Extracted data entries
— Start —

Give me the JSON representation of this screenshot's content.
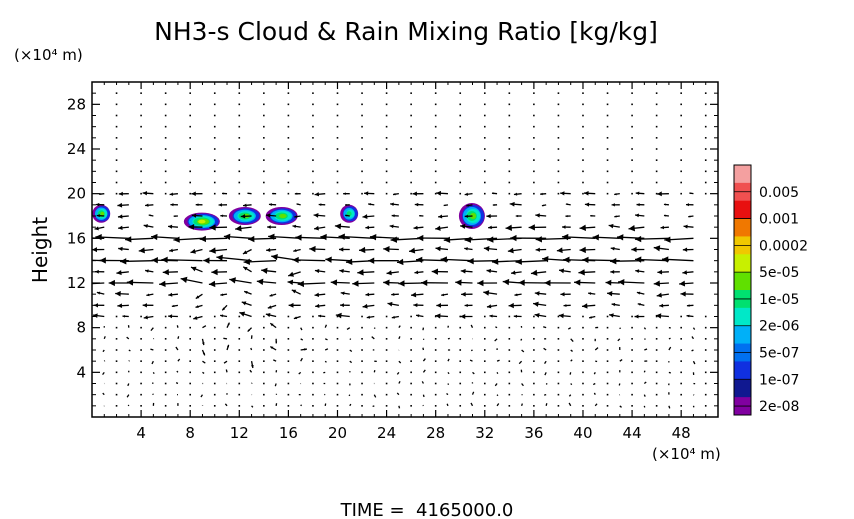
{
  "chart_data": {
    "type": "heatmap",
    "title": "NH3-s Cloud & Rain Mixing Ratio [kg/kg]",
    "ylabel": "Height",
    "x_unit": "(×10⁴ m)",
    "y_unit": "(×10⁴ m)",
    "xlim": [
      0,
      51
    ],
    "ylim": [
      0,
      30
    ],
    "x_ticks": [
      4,
      8,
      12,
      16,
      20,
      24,
      28,
      32,
      36,
      40,
      44,
      48
    ],
    "y_ticks": [
      4,
      8,
      12,
      16,
      20,
      24,
      28
    ],
    "footer": "TIME =  4165000.0",
    "colorbar": {
      "scale": "log",
      "labels": [
        "0.005",
        "0.001",
        "0.0002",
        "5e-05",
        "1e-05",
        "2e-06",
        "5e-07",
        "1e-07",
        "2e-08"
      ],
      "colors": [
        "#f4a0a0",
        "#f05050",
        "#e81010",
        "#f07800",
        "#f0c800",
        "#c8f000",
        "#60e000",
        "#00e070",
        "#00e8c8",
        "#00b0f8",
        "#0070f0",
        "#1030e0",
        "#101890",
        "#8000a0"
      ]
    },
    "cloud_patches": [
      {
        "x": 0.8,
        "y": 18.2,
        "max_level": 5e-05
      },
      {
        "x": 9.0,
        "y": 17.5,
        "max_level": 0.0002
      },
      {
        "x": 12.5,
        "y": 18.0,
        "max_level": 5e-05
      },
      {
        "x": 15.5,
        "y": 18.0,
        "max_level": 5e-05
      },
      {
        "x": 21.0,
        "y": 18.2,
        "max_level": 1e-05
      },
      {
        "x": 31.0,
        "y": 18.0,
        "max_level": 5e-05
      }
    ],
    "wind_field": {
      "type": "vector",
      "jet_levels": [
        16,
        14,
        12
      ],
      "jet_direction": "westward"
    }
  }
}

— End —

CHALLENGE — Each entry above is to be written out again unchanged, apart from the pictures, which are left out.

RESPONSE TO THE TASK —
Give me the JSON representation of this screenshot's content.
{
  "chart_data": {
    "type": "heatmap",
    "title": "NH3-s Cloud & Rain Mixing Ratio [kg/kg]",
    "ylabel": "Height",
    "x_unit": "(×10⁴ m)",
    "y_unit": "(×10⁴ m)",
    "xlim": [
      0,
      51
    ],
    "ylim": [
      0,
      30
    ],
    "x_ticks": [
      4,
      8,
      12,
      16,
      20,
      24,
      28,
      32,
      36,
      40,
      44,
      48
    ],
    "y_ticks": [
      4,
      8,
      12,
      16,
      20,
      24,
      28
    ],
    "footer": "TIME =  4165000.0",
    "colorbar": {
      "scale": "log",
      "labels": [
        "0.005",
        "0.001",
        "0.0002",
        "5e-05",
        "1e-05",
        "2e-06",
        "5e-07",
        "1e-07",
        "2e-08"
      ],
      "colors": [
        "#f4a0a0",
        "#f05050",
        "#e81010",
        "#f07800",
        "#f0c800",
        "#c8f000",
        "#60e000",
        "#00e070",
        "#00e8c8",
        "#00b0f8",
        "#0070f0",
        "#1030e0",
        "#101890",
        "#8000a0"
      ]
    },
    "cloud_patches": [
      {
        "x": 0.8,
        "y": 18.2,
        "max_level": 5e-05
      },
      {
        "x": 9.0,
        "y": 17.5,
        "max_level": 0.0002
      },
      {
        "x": 12.5,
        "y": 18.0,
        "max_level": 5e-05
      },
      {
        "x": 15.5,
        "y": 18.0,
        "max_level": 5e-05
      },
      {
        "x": 21.0,
        "y": 18.2,
        "max_level": 1e-05
      },
      {
        "x": 31.0,
        "y": 18.0,
        "max_level": 5e-05
      }
    ],
    "wind_field": {
      "type": "vector",
      "jet_levels": [
        16,
        14,
        12
      ],
      "jet_direction": "westward"
    }
  }
}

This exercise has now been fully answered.